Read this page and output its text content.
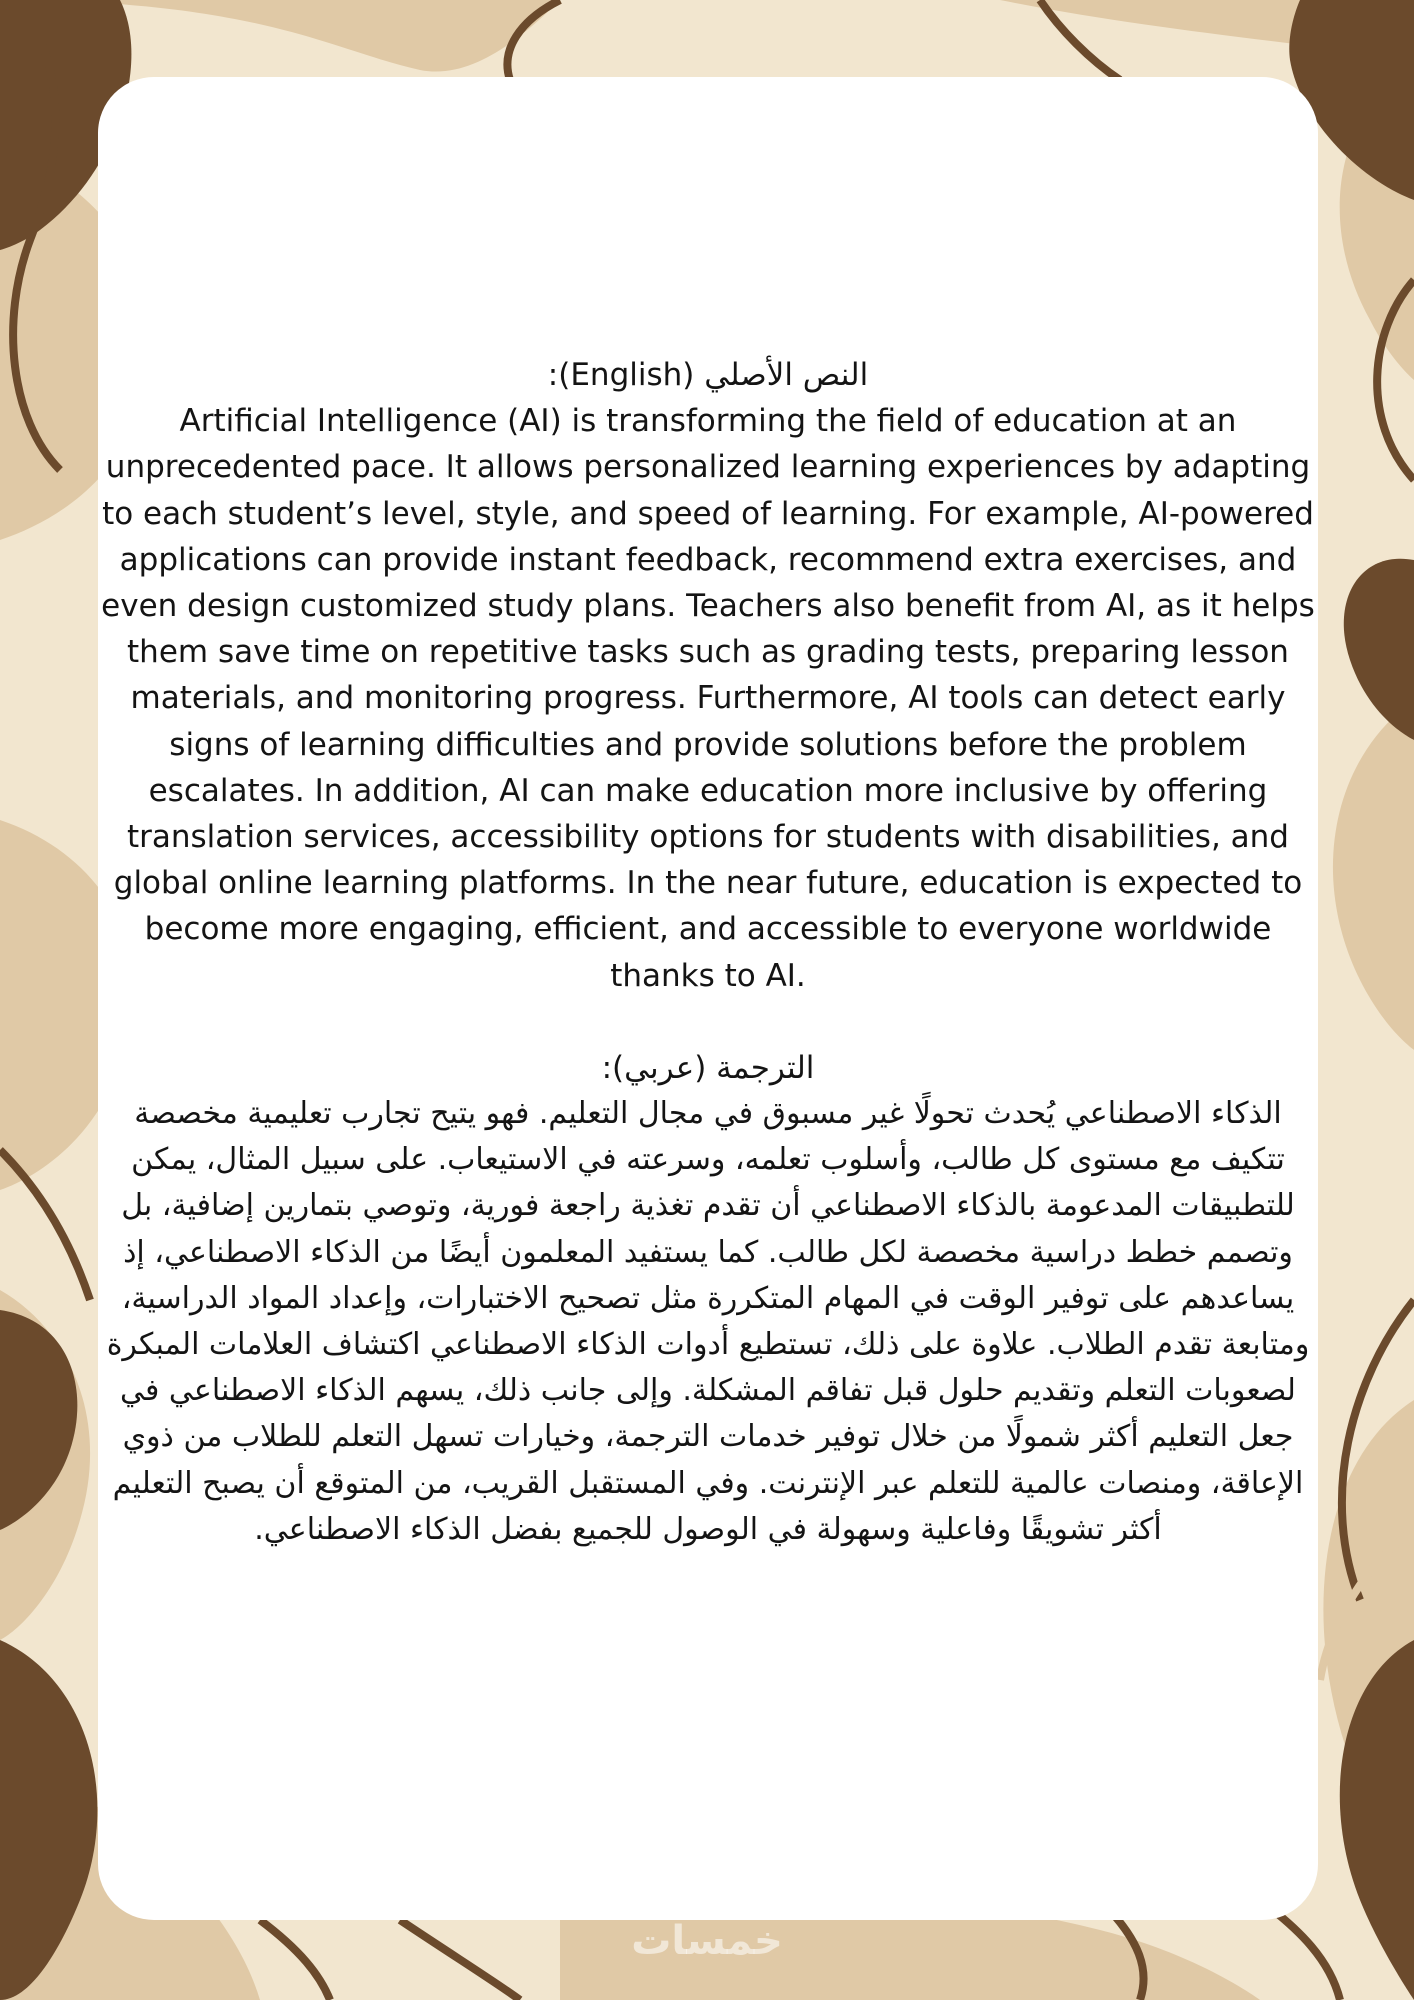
النص الأصلي (English):

Artificial Intelligence (AI) is transforming the field of education at an unprecedented pace. It allows personalized learning experiences by adapting to each student’s level, style, and speed of learning. For example, AI-powered applications can provide instant feedback, recommend extra exercises, and even design customized study plans. Teachers also benefit from AI, as it helps them save time on repetitive tasks such as grading tests, preparing lesson materials, and monitoring progress. Furthermore, AI tools can detect early signs of learning difficulties and provide solutions before the problem escalates. In addition, AI can make education more inclusive by offering translation services, accessibility options for students with disabilities, and global online learning platforms. In the near future, education is expected to become more engaging, efficient, and accessible to everyone worldwide thanks to AI.

الترجمة (عربي):

الذكاء الاصطناعي يُحدث تحولًا غير مسبوق في مجال التعليم. فهو يتيح تجارب تعليمية مخصصة تتكيف مع مستوى كل طالب، وأسلوب تعلمه، وسرعته في الاستيعاب. على سبيل المثال، يمكن للتطبيقات المدعومة بالذكاء الاصطناعي أن تقدم تغذية راجعة فورية، وتوصي بتمارين إضافية، بل وتصمم خطط دراسية مخصصة لكل طالب. كما يستفيد المعلمون أيضًا من الذكاء الاصطناعي، إذ يساعدهم على توفير الوقت في المهام المتكررة مثل تصحيح الاختبارات، وإعداد المواد الدراسية، ومتابعة تقدم الطلاب. علاوة على ذلك، تستطيع أدوات الذكاء الاصطناعي اكتشاف العلامات المبكرة لصعوبات التعلم وتقديم حلول قبل تفاقم المشكلة. وإلى جانب ذلك، يسهم الذكاء الاصطناعي في جعل التعليم أكثر شمولًا من خلال توفير خدمات الترجمة، وخيارات تسهل التعلم للطلاب من ذوي الإعاقة، ومنصات عالمية للتعلم عبر الإنترنت. وفي المستقبل القريب، من المتوقع أن يصبح التعليم أكثر تشويقًا وفاعلية وسهولة في الوصول للجميع بفضل الذكاء الاصطناعي.

خمسات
+++
Directions | Pull out every line of the records that includes the string "الترجمة".

Complete output |
الترجمة (عربي):
الذكاء الاصطناعي يُحدث تحولًا غير مسبوق في مجال التعليم. فهو يتيح تجارب تعليمية مخصصة تتكيف مع مستوى كل طالب، وأسلوب تعلمه، وسرعته في الاستيعاب. على سبيل المثال، يمكن للتطبيقات المدعومة بالذكاء الاصطناعي أن تقدم تغذية راجعة فورية، وتوصي بتمارين إضافية، بل وتصمم خطط دراسية مخصصة لكل طالب. كما يستفيد المعلمون أيضًا من الذكاء الاصطناعي، إذ يساعدهم على توفير الوقت في المهام المتكررة مثل تصحيح الاختبارات، وإعداد المواد الدراسية، ومتابعة تقدم الطلاب. علاوة على ذلك، تستطيع أدوات الذكاء الاصطناعي اكتشاف العلامات المبكرة لصعوبات التعلم وتقديم حلول قبل تفاقم المشكلة. وإلى جانب ذلك، يسهم الذكاء الاصطناعي في جعل التعليم أكثر شمولًا من خلال توفير خدمات الترجمة، وخيارات تسهل التعلم للطلاب من ذوي الإعاقة، ومنصات عالمية للتعلم عبر الإنترنت. وفي المستقبل القريب، من المتوقع أن يصبح التعليم أكثر تشويقًا وفاعلية وسهولة في الوصول للجميع بفضل الذكاء الاصطناعي.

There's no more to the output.